OBJECTIVE
Copy every record exactly, and keep the pictures out.

SUPPLIED MATERIAL
══════════════════════════════
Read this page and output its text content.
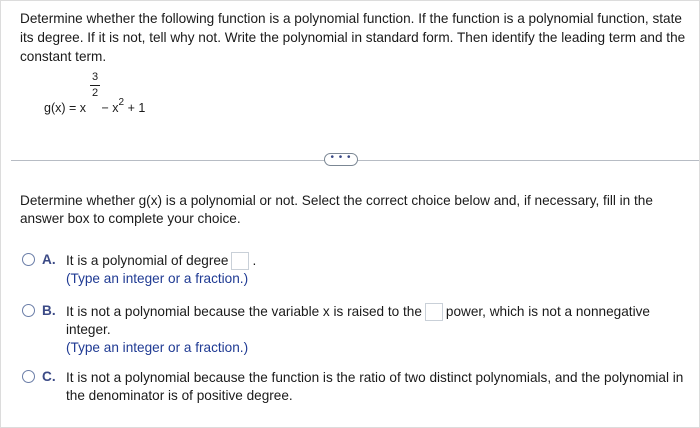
Determine whether the following function is a polynomial function. If the function is a polynomial function, state its degree. If it is not, tell why not. Write the polynomial in standard form. Then identify the leading term and the constant term.
3
2
$g(x) = x - x^2 + 1$
• • •
Determine whether g(x) is a polynomial or not. Select the correct choice below and, if necessary, fill in the answer box to complete your choice.
A. It is a polynomial of degree .
(Type an integer or a fraction.)
B. It is not a polynomial because the variable x is raised to the power, which is not a nonnegative
integer.
(Type an integer or a fraction.)
C. It is not a polynomial because the function is the ratio of two distinct polynomials, and the polynomial in
the denominator is of positive degree.
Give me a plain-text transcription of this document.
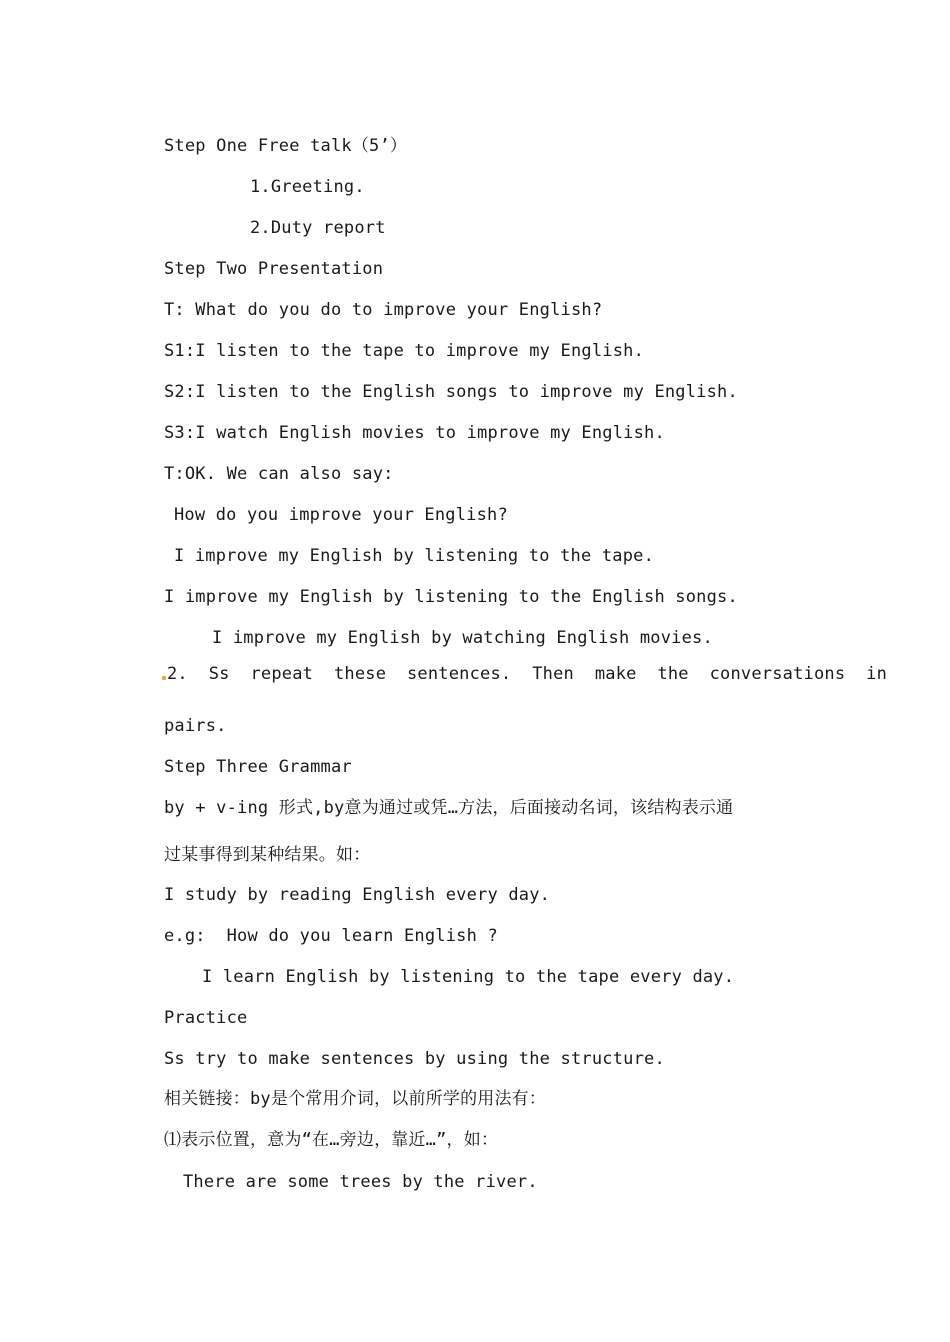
Step One Free talk（5’）
1.Greeting.
2.Duty report
Step Two Presentation
T: What do you do to improve your English?
S1:I listen to the tape to improve my English.
S2:I listen to the English songs to improve my English.
S3:I watch English movies to improve my English.
T:OK. We can also say:
How do you improve your English?
I improve my English by listening to the tape.
I improve my English by listening to the English songs.
I improve my English by watching English movies.
2.  Ss  repeat  these  sentences.  Then  make  the  conversations  in
pairs.
Step Three Grammar
by + v-ing 形式,by意为通过或凭…方法，后面接动名词，该结构表示通
过某事得到某种结果。如：
I study by reading English every day.
e.g:  How do you learn English ?
I learn English by listening to the tape every day.
Practice
Ss try to make sentences by using the structure.
相关链接：by是个常用介词，以前所学的用法有：
⑴表示位置，意为“在…旁边，靠近…”，如：
There are some trees by the river.
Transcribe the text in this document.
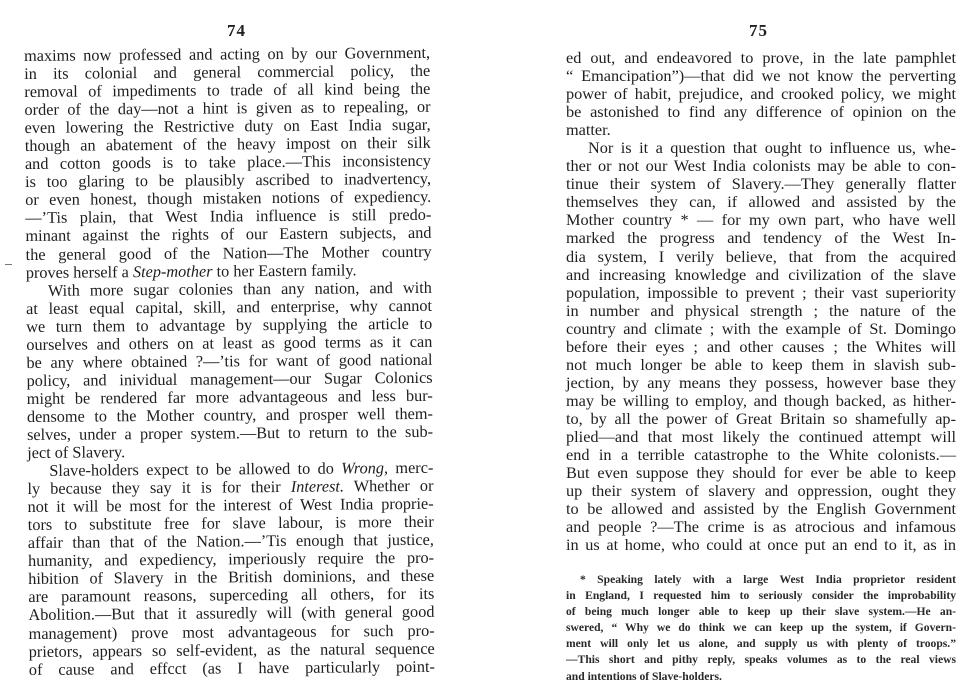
74
maxims now professed and acting on by our Government,
in its colonial and general commercial policy, the
removal of impediments to trade of all kind being the
order of the day—not a hint is given as to repealing, or
even lowering the Restrictive duty on East India sugar,
though an abatement of the heavy impost on their silk
and cotton goods is to take place.—This inconsistency
is too glaring to be plausibly ascribed to inadvertency,
or even honest, though mistaken notions of expediency.
—’Tis plain, that West India influence is still predo-
minant against the rights of our Eastern subjects, and
the general good of the Nation—The Mother country
proves herself a Step-mother to her Eastern family.
With more sugar colonies than any nation, and with
at least equal capital, skill, and enterprise, why cannot
we turn them to advantage by supplying the article to
ourselves and others on at least as good terms as it can
be any where obtained ?—’tis for want of good national
policy, and inividual management—our Sugar Colonics
might be rendered far more advantageous and less bur-
densome to the Mother country, and prosper well them-
selves, under a proper system.—But to return to the sub-
ject of Slavery.
Slave-holders expect to be allowed to do Wrong, merc-
ly because they say it is for their Interest. Whether or
not it will be most for the interest of West India proprie-
tors to substitute free for slave labour, is more their
affair than that of the Nation.—’Tis enough that justice,
humanity, and expediency, imperiously require the pro-
hibition of Slavery in the British dominions, and these
are paramount reasons, superceding all others, for its
Abolition.—But that it assuredly will (with general good
management) prove most advantageous for such pro-
prietors, appears so self-evident, as the natural sequence
of cause and effcct (as I have particularly point-
75
ed out, and endeavored to prove, in the late pamphlet
“ Emancipation”)—that did we not know the perverting
power of habit, prejudice, and crooked policy, we might
be astonished to find any difference of opinion on the
matter.
Nor is it a question that ought to influence us, whe-
ther or not our West India colonists may be able to con-
tinue their system of Slavery.—They generally flatter
themselves they can, if allowed and assisted by the
Mother country * — for my own part, who have well
marked the progress and tendency of the West In-
dia system, I verily believe, that from the acquired
and increasing knowledge and civilization of the slave
population, impossible to prevent ; their vast superiority
in number and physical strength ; the nature of the
country and climate ; with the example of St. Domingo
before their eyes ; and other causes ; the Whites will
not much longer be able to keep them in slavish sub-
jection, by any means they possess, however base they
may be willing to employ, and though backed, as hither-
to, by all the power of Great Britain so shamefully ap-
plied—and that most likely the continued attempt will
end in a terrible catastrophe to the White colonists.—
But even suppose they should for ever be able to keep
up their system of slavery and oppression, ought they
to be allowed and assisted by the English Government
and people ?—The crime is as atrocious and infamous
in us at home, who could at once put an end to it, as in
* Speaking lately with a large West India proprietor resident
in England, I requested him to seriously consider the improbability
of being much longer able to keep up their slave system.—He an-
swered, “ Why we do think we can keep up the system, if Govern-
ment will only let us alone, and supply us with plenty of troops.”
—This short and pithy reply, speaks volumes as to the real views
and intentions of Slave-holders.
══════════════════════════════
OUTPUT OF THE EXERCISE
Read this page and output its text content.
Determine whether the following function is a polynomial function. If the function is a polynomial function, state its degree. If it is not, tell why not. Write the polynomial in standard form. Then identify the leading term and the constant term.
3
2
$g(x) = x - x^2 + 1$
• • •
Determine whether g(x) is a polynomial or not. Select the correct choice below and, if necessary, fill in the answer box to complete your choice.
A. It is a polynomial of degree .
(Type an integer or a fraction.)
B. It is not a polynomial because the variable x is raised to the power, which is not a nonnegative
integer.
(Type an integer or a fraction.)
C. It is not a polynomial because the function is the ratio of two distinct polynomials, and the polynomial in
the denominator is of positive degree.
Give me a plain-text transcription of this document.
Step One Free talk（5’）
1.Greeting.
2.Duty report
Step Two Presentation
T: What do you do to improve your English?
S1:I listen to the tape to improve my English.
S2:I listen to the English songs to improve my English.
S3:I watch English movies to improve my English.
T:OK. We can also say:
How do you improve your English?
I improve my English by listening to the tape.
I improve my English by listening to the English songs.
I improve my English by watching English movies.
2.  Ss  repeat  these  sentences.  Then  make  the  conversations  in
pairs.
Step Three Grammar
by + v-ing 形式,by意为通过或凭…方法，后面接动名词，该结构表示通
过某事得到某种结果。如：
I study by reading English every day.
e.g:  How do you learn English ?
I learn English by listening to the tape every day.
Practice
Ss try to make sentences by using the structure.
相关链接：by是个常用介词，以前所学的用法有：
⑴表示位置，意为“在…旁边，靠近…”，如：
There are some trees by the river.
Transcribe the text in this document.
74
maxims now professed and acting on by our Government,
in its colonial and general commercial policy, the
removal of impediments to trade of all kind being the
order of the day—not a hint is given as to repealing, or
even lowering the Restrictive duty on East India sugar,
though an abatement of the heavy impost on their silk
and cotton goods is to take place.—This inconsistency
is too glaring to be plausibly ascribed to inadvertency,
or even honest, though mistaken notions of expediency.
—’Tis plain, that West India influence is still predo-
minant against the rights of our Eastern subjects, and
the general good of the Nation—The Mother country
proves herself a Step-mother to her Eastern family.
With more sugar colonies than any nation, and with
at least equal capital, skill, and enterprise, why cannot
we turn them to advantage by supplying the article to
ourselves and others on at least as good terms as it can
be any where obtained ?—’tis for want of good national
policy, and inividual management—our Sugar Colonics
might be rendered far more advantageous and less bur-
densome to the Mother country, and prosper well them-
selves, under a proper system.—But to return to the sub-
ject of Slavery.
Slave-holders expect to be allowed to do Wrong, merc-
ly because they say it is for their Interest. Whether or
not it will be most for the interest of West India proprie-
tors to substitute free for slave labour, is more their
affair than that of the Nation.—’Tis enough that justice,
humanity, and expediency, imperiously require the pro-
hibition of Slavery in the British dominions, and these
are paramount reasons, superceding all others, for its
Abolition.—But that it assuredly will (with general good
management) prove most advantageous for such pro-
prietors, appears so self-evident, as the natural sequence
of cause and effcct (as I have particularly point-
75
ed out, and endeavored to prove, in the late pamphlet
“ Emancipation”)—that did we not know the perverting
power of habit, prejudice, and crooked policy, we might
be astonished to find any difference of opinion on the
matter.
Nor is it a question that ought to influence us, whe-
ther or not our West India colonists may be able to con-
tinue their system of Slavery.—They generally flatter
themselves they can, if allowed and assisted by the
Mother country * — for my own part, who have well
marked the progress and tendency of the West In-
dia system, I verily believe, that from the acquired
and increasing knowledge and civilization of the slave
population, impossible to prevent ; their vast superiority
in number and physical strength ; the nature of the
country and climate ; with the example of St. Domingo
before their eyes ; and other causes ; the Whites will
not much longer be able to keep them in slavish sub-
jection, by any means they possess, however base they
may be willing to employ, and though backed, as hither-
to, by all the power of Great Britain so shamefully ap-
plied—and that most likely the continued attempt will
end in a terrible catastrophe to the White colonists.—
But even suppose they should for ever be able to keep
up their system of slavery and oppression, ought they
to be allowed and assisted by the English Government
and people ?—The crime is as atrocious and infamous
in us at home, who could at once put an end to it, as in
* Speaking lately with a large West India proprietor resident
in England, I requested him to seriously consider the improbability
of being much longer able to keep up their slave system.—He an-
swered, “ Why we do think we can keep up the system, if Govern-
ment will only let us alone, and supply us with plenty of troops.”
—This short and pithy reply, speaks volumes as to the real views
and intentions of Slave-holders.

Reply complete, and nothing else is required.